Search the data below for the word "struktur" and copy each line that holds it.
:: Records for processing
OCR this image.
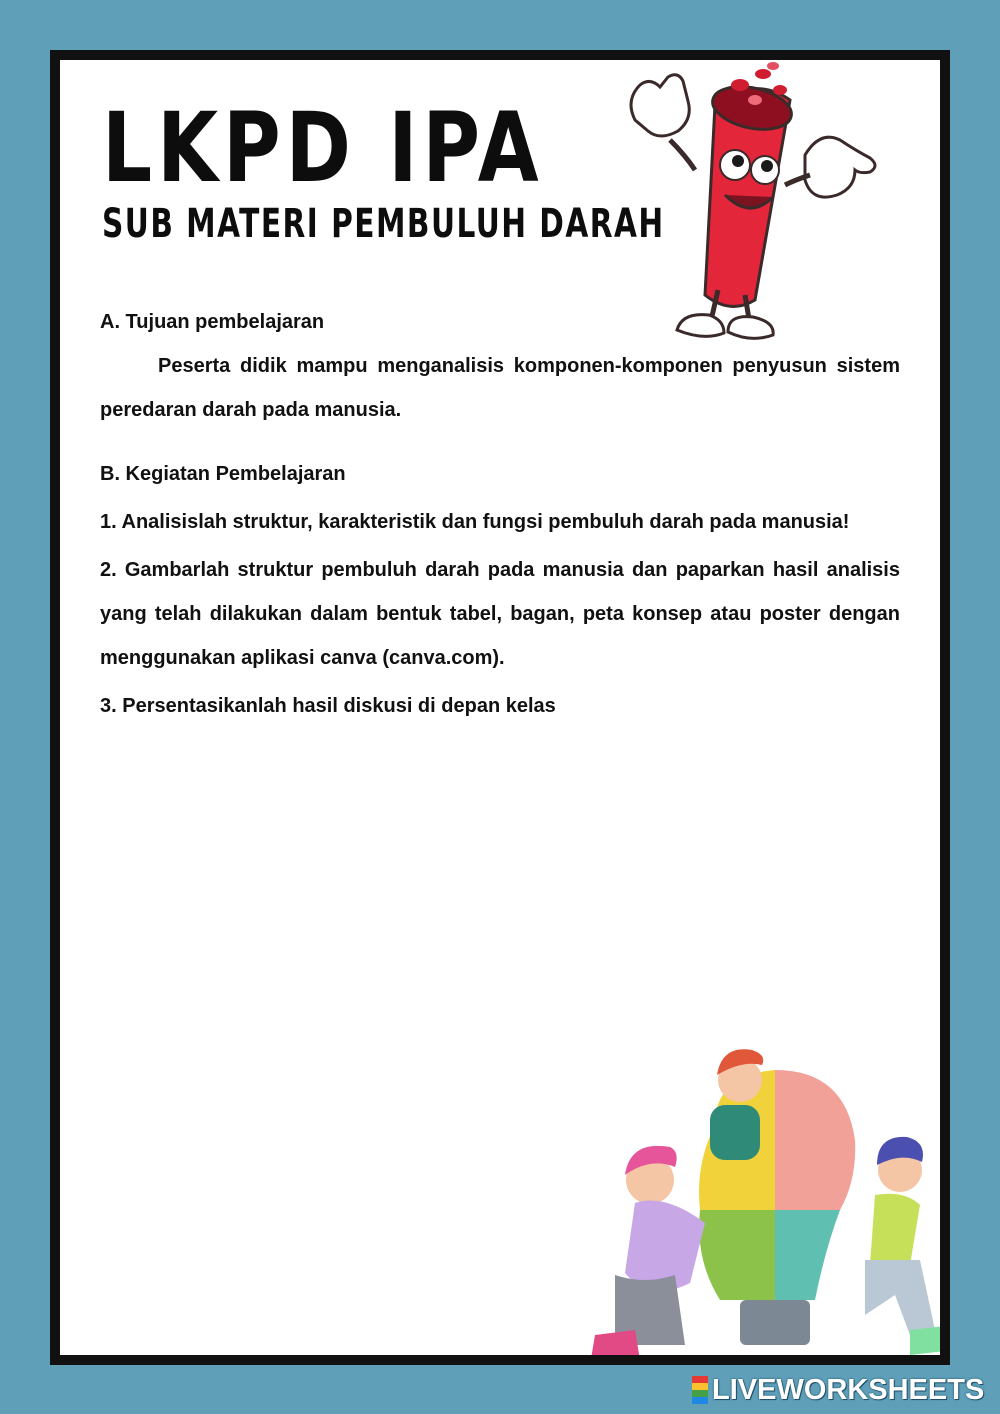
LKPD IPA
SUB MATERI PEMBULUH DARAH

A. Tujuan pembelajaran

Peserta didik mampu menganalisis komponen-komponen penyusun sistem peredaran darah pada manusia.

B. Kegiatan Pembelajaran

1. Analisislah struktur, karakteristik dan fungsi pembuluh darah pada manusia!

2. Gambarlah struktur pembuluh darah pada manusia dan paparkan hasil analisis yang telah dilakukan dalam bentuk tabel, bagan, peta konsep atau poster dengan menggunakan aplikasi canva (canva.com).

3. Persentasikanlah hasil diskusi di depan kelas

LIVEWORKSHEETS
::::
:: Records for processing
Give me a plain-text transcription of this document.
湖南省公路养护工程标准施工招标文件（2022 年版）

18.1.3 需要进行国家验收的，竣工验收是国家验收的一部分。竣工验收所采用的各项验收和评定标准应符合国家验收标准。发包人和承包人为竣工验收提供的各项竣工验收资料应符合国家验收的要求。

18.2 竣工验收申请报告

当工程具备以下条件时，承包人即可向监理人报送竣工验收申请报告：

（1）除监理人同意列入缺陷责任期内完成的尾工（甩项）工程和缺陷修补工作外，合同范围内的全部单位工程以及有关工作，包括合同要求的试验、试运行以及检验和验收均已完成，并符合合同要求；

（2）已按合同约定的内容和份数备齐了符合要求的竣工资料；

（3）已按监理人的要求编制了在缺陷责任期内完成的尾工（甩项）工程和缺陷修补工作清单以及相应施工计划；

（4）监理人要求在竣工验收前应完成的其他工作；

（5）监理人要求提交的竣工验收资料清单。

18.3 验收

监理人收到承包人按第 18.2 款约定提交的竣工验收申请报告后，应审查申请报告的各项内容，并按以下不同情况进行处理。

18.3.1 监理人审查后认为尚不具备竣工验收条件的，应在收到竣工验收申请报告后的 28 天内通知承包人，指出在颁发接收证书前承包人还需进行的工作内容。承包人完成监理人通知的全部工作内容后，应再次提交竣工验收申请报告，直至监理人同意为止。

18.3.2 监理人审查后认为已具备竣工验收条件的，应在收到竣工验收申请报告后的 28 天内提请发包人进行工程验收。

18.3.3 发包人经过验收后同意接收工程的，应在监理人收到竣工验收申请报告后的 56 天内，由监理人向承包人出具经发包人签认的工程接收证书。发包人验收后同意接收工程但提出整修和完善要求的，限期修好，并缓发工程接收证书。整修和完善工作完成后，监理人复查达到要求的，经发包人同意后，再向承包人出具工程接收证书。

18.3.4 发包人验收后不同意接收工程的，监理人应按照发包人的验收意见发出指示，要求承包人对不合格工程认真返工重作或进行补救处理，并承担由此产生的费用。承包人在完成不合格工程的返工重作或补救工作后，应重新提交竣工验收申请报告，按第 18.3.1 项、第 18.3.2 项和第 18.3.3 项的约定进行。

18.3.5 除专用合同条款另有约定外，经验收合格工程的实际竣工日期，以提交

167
::::
#### Exercise output:
1. Analisislah struktur, karakteristik dan fungsi pembuluh darah pada manusia!
2. Gambarlah struktur pembuluh darah pada manusia dan paparkan hasil analisis yang telah dilakukan dalam bentuk tabel, bagan, peta konsep atau poster dengan menggunakan aplikasi canva (canva.com).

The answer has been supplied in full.